What is being asked => Output each entry verbatim and exclude every picture from it.
-*-*-
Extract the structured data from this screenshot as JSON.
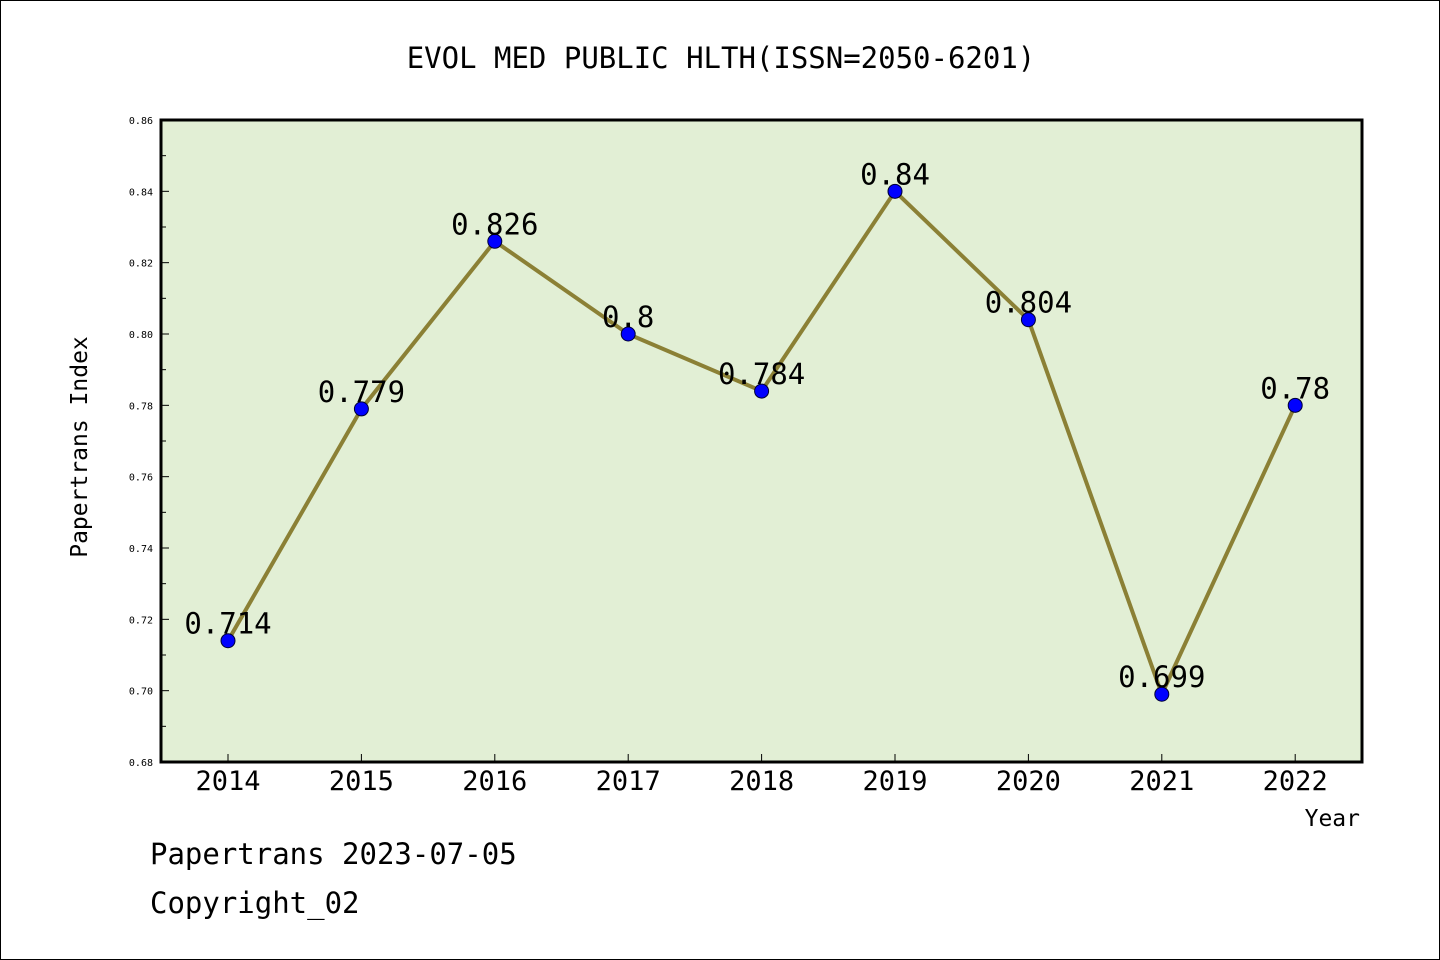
{
  "chart_data": {
    "type": "line",
    "title": "EVOL MED PUBLIC HLTH(ISSN=2050-6201)",
    "xlabel": "Year",
    "ylabel": "Papertrans Index",
    "categories": [
      "2014",
      "2015",
      "2016",
      "2017",
      "2018",
      "2019",
      "2020",
      "2021",
      "2022"
    ],
    "series": [
      {
        "values": [
          0.714,
          0.779,
          0.826,
          0.8,
          0.784,
          0.84,
          0.804,
          0.699,
          0.78
        ],
        "data_labels": [
          "0.714",
          "0.779",
          "0.826",
          "0.8",
          "0.784",
          "0.84",
          "0.804",
          "0.699",
          "0.78"
        ]
      }
    ],
    "ylim": [
      0.68,
      0.86
    ],
    "yticks": [
      "0.68",
      "0.70",
      "0.72",
      "0.74",
      "0.76",
      "0.78",
      "0.80",
      "0.82",
      "0.84",
      "0.86"
    ],
    "grid": false,
    "colors": {
      "plot_background": "#e2efd5",
      "line": "#8b8035",
      "marker": "#0000ff",
      "axis": "#000000"
    }
  },
  "footer": {
    "credit": "Papertrans 2023-07-05",
    "copyright": "Copyright_02"
  }
}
-*-*-
The result =>
Extract the structured data from this screenshot as JSON.
{
  "chart_data": {
    "type": "line",
    "title": "EVOL MED PUBLIC HLTH(ISSN=2050-6201)",
    "xlabel": "Year",
    "ylabel": "Papertrans Index",
    "categories": [
      "2014",
      "2015",
      "2016",
      "2017",
      "2018",
      "2019",
      "2020",
      "2021",
      "2022"
    ],
    "series": [
      {
        "values": [
          0.714,
          0.779,
          0.826,
          0.8,
          0.784,
          0.84,
          0.804,
          0.699,
          0.78
        ],
        "data_labels": [
          "0.714",
          "0.779",
          "0.826",
          "0.8",
          "0.784",
          "0.84",
          "0.804",
          "0.699",
          "0.78"
        ]
      }
    ],
    "ylim": [
      0.68,
      0.86
    ],
    "yticks": [
      "0.68",
      "0.70",
      "0.72",
      "0.74",
      "0.76",
      "0.78",
      "0.80",
      "0.82",
      "0.84",
      "0.86"
    ],
    "grid": false,
    "colors": {
      "plot_background": "#e2efd5",
      "line": "#8b8035",
      "marker": "#0000ff",
      "axis": "#000000"
    }
  },
  "footer": {
    "credit": "Papertrans 2023-07-05",
    "copyright": "Copyright_02"
  }
}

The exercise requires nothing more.